[Excerpts from a dataset]
○ ○ ○ ○ ○ ○ ○

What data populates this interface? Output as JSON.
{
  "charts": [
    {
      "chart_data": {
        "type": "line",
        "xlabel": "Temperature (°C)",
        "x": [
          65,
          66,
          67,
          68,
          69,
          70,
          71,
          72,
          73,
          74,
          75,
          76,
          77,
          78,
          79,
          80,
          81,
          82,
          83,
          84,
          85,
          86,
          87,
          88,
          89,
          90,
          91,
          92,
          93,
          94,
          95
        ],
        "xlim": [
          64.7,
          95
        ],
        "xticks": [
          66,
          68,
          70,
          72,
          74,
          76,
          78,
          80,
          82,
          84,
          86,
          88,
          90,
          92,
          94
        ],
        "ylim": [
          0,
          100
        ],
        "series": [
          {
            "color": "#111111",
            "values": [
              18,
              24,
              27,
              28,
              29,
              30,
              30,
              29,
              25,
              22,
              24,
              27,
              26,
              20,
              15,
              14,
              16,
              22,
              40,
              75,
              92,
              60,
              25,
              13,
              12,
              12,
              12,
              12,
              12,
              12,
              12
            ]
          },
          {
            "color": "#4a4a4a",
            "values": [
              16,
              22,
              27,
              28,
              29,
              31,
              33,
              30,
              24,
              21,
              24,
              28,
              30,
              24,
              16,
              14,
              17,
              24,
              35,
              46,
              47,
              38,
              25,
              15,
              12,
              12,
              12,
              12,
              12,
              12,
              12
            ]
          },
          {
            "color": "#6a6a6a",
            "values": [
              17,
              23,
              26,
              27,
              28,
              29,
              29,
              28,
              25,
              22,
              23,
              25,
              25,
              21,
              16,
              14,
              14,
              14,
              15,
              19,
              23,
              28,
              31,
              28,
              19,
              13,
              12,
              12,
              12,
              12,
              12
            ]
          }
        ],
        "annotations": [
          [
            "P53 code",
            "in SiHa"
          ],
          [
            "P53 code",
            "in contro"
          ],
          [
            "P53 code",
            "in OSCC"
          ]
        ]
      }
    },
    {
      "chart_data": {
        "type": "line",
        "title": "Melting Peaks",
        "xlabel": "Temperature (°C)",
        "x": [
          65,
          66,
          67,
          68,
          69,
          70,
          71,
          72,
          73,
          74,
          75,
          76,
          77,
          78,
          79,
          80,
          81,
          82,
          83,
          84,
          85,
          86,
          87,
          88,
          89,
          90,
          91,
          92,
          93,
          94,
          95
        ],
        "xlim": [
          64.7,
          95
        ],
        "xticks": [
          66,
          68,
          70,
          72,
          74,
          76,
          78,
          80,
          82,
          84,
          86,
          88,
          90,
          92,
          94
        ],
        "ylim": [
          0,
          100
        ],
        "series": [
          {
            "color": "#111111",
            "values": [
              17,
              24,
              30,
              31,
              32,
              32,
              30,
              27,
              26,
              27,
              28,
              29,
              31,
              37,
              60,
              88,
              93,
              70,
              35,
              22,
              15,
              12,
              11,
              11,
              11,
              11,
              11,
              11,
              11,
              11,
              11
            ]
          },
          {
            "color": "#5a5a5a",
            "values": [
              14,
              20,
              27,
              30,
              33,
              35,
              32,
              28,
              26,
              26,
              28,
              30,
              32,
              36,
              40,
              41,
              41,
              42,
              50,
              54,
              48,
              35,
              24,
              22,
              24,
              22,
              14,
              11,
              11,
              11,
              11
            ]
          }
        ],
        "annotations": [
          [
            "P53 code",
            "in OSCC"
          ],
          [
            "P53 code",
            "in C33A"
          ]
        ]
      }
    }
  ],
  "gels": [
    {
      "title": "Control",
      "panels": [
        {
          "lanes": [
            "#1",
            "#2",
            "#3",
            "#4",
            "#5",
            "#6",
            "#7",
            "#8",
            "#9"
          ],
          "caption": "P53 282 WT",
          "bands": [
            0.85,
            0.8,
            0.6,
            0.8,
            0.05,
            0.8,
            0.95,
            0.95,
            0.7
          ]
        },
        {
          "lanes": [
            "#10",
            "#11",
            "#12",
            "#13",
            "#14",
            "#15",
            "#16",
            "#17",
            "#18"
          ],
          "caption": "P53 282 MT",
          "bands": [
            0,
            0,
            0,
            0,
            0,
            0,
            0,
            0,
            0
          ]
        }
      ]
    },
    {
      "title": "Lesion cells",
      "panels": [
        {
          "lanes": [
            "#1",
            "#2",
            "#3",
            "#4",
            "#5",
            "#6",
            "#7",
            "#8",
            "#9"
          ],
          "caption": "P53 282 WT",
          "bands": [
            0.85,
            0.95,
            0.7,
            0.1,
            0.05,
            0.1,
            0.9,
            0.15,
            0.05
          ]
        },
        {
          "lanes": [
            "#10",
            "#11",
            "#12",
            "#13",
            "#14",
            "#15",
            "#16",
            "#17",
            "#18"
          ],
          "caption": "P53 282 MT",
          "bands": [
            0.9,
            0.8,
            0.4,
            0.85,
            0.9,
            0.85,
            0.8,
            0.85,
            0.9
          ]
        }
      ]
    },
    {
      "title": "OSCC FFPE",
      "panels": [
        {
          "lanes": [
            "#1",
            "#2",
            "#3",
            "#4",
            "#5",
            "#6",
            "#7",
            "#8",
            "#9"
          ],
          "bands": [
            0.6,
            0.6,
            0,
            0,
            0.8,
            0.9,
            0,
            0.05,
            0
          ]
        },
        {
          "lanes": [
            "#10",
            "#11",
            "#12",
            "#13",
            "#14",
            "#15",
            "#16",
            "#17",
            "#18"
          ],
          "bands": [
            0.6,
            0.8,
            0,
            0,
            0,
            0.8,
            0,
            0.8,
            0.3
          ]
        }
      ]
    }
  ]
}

○ ○ ○ ○ ○ ○ ○

THE PROBLEM — Take the data above and reproduce it exactly.

WORKED SOLUTION —
What data populates this interface? Output as JSON.
{
  "charts": [
    {
      "chart_data": {
        "type": "line",
        "xlabel": "Temperature (°C)",
        "x": [
          65,
          66,
          67,
          68,
          69,
          70,
          71,
          72,
          73,
          74,
          75,
          76,
          77,
          78,
          79,
          80,
          81,
          82,
          83,
          84,
          85,
          86,
          87,
          88,
          89,
          90,
          91,
          92,
          93,
          94,
          95
        ],
        "xlim": [
          64.7,
          95
        ],
        "xticks": [
          66,
          68,
          70,
          72,
          74,
          76,
          78,
          80,
          82,
          84,
          86,
          88,
          90,
          92,
          94
        ],
        "ylim": [
          0,
          100
        ],
        "series": [
          {
            "color": "#111111",
            "values": [
              18,
              24,
              27,
              28,
              29,
              30,
              30,
              29,
              25,
              22,
              24,
              27,
              26,
              20,
              15,
              14,
              16,
              22,
              40,
              75,
              92,
              60,
              25,
              13,
              12,
              12,
              12,
              12,
              12,
              12,
              12
            ]
          },
          {
            "color": "#4a4a4a",
            "values": [
              16,
              22,
              27,
              28,
              29,
              31,
              33,
              30,
              24,
              21,
              24,
              28,
              30,
              24,
              16,
              14,
              17,
              24,
              35,
              46,
              47,
              38,
              25,
              15,
              12,
              12,
              12,
              12,
              12,
              12,
              12
            ]
          },
          {
            "color": "#6a6a6a",
            "values": [
              17,
              23,
              26,
              27,
              28,
              29,
              29,
              28,
              25,
              22,
              23,
              25,
              25,
              21,
              16,
              14,
              14,
              14,
              15,
              19,
              23,
              28,
              31,
              28,
              19,
              13,
              12,
              12,
              12,
              12,
              12
            ]
          }
        ],
        "annotations": [
          [
            "P53 code",
            "in SiHa"
          ],
          [
            "P53 code",
            "in contro"
          ],
          [
            "P53 code",
            "in OSCC"
          ]
        ]
      }
    },
    {
      "chart_data": {
        "type": "line",
        "title": "Melting Peaks",
        "xlabel": "Temperature (°C)",
        "x": [
          65,
          66,
          67,
          68,
          69,
          70,
          71,
          72,
          73,
          74,
          75,
          76,
          77,
          78,
          79,
          80,
          81,
          82,
          83,
          84,
          85,
          86,
          87,
          88,
          89,
          90,
          91,
          92,
          93,
          94,
          95
        ],
        "xlim": [
          64.7,
          95
        ],
        "xticks": [
          66,
          68,
          70,
          72,
          74,
          76,
          78,
          80,
          82,
          84,
          86,
          88,
          90,
          92,
          94
        ],
        "ylim": [
          0,
          100
        ],
        "series": [
          {
            "color": "#111111",
            "values": [
              17,
              24,
              30,
              31,
              32,
              32,
              30,
              27,
              26,
              27,
              28,
              29,
              31,
              37,
              60,
              88,
              93,
              70,
              35,
              22,
              15,
              12,
              11,
              11,
              11,
              11,
              11,
              11,
              11,
              11,
              11
            ]
          },
          {
            "color": "#5a5a5a",
            "values": [
              14,
              20,
              27,
              30,
              33,
              35,
              32,
              28,
              26,
              26,
              28,
              30,
              32,
              36,
              40,
              41,
              41,
              42,
              50,
              54,
              48,
              35,
              24,
              22,
              24,
              22,
              14,
              11,
              11,
              11,
              11
            ]
          }
        ],
        "annotations": [
          [
            "P53 code",
            "in OSCC"
          ],
          [
            "P53 code",
            "in C33A"
          ]
        ]
      }
    }
  ],
  "gels": [
    {
      "title": "Control",
      "panels": [
        {
          "lanes": [
            "#1",
            "#2",
            "#3",
            "#4",
            "#5",
            "#6",
            "#7",
            "#8",
            "#9"
          ],
          "caption": "P53 282 WT",
          "bands": [
            0.85,
            0.8,
            0.6,
            0.8,
            0.05,
            0.8,
            0.95,
            0.95,
            0.7
          ]
        },
        {
          "lanes": [
            "#10",
            "#11",
            "#12",
            "#13",
            "#14",
            "#15",
            "#16",
            "#17",
            "#18"
          ],
          "caption": "P53 282 MT",
          "bands": [
            0,
            0,
            0,
            0,
            0,
            0,
            0,
            0,
            0
          ]
        }
      ]
    },
    {
      "title": "Lesion cells",
      "panels": [
        {
          "lanes": [
            "#1",
            "#2",
            "#3",
            "#4",
            "#5",
            "#6",
            "#7",
            "#8",
            "#9"
          ],
          "caption": "P53 282 WT",
          "bands": [
            0.85,
            0.95,
            0.7,
            0.1,
            0.05,
            0.1,
            0.9,
            0.15,
            0.05
          ]
        },
        {
          "lanes": [
            "#10",
            "#11",
            "#12",
            "#13",
            "#14",
            "#15",
            "#16",
            "#17",
            "#18"
          ],
          "caption": "P53 282 MT",
          "bands": [
            0.9,
            0.8,
            0.4,
            0.85,
            0.9,
            0.85,
            0.8,
            0.85,
            0.9
          ]
        }
      ]
    },
    {
      "title": "OSCC FFPE",
      "panels": [
        {
          "lanes": [
            "#1",
            "#2",
            "#3",
            "#4",
            "#5",
            "#6",
            "#7",
            "#8",
            "#9"
          ],
          "bands": [
            0.6,
            0.6,
            0,
            0,
            0.8,
            0.9,
            0,
            0.05,
            0
          ]
        },
        {
          "lanes": [
            "#10",
            "#11",
            "#12",
            "#13",
            "#14",
            "#15",
            "#16",
            "#17",
            "#18"
          ],
          "bands": [
            0.6,
            0.8,
            0,
            0,
            0,
            0.8,
            0,
            0.8,
            0.3
          ]
        }
      ]
    }
  ]
}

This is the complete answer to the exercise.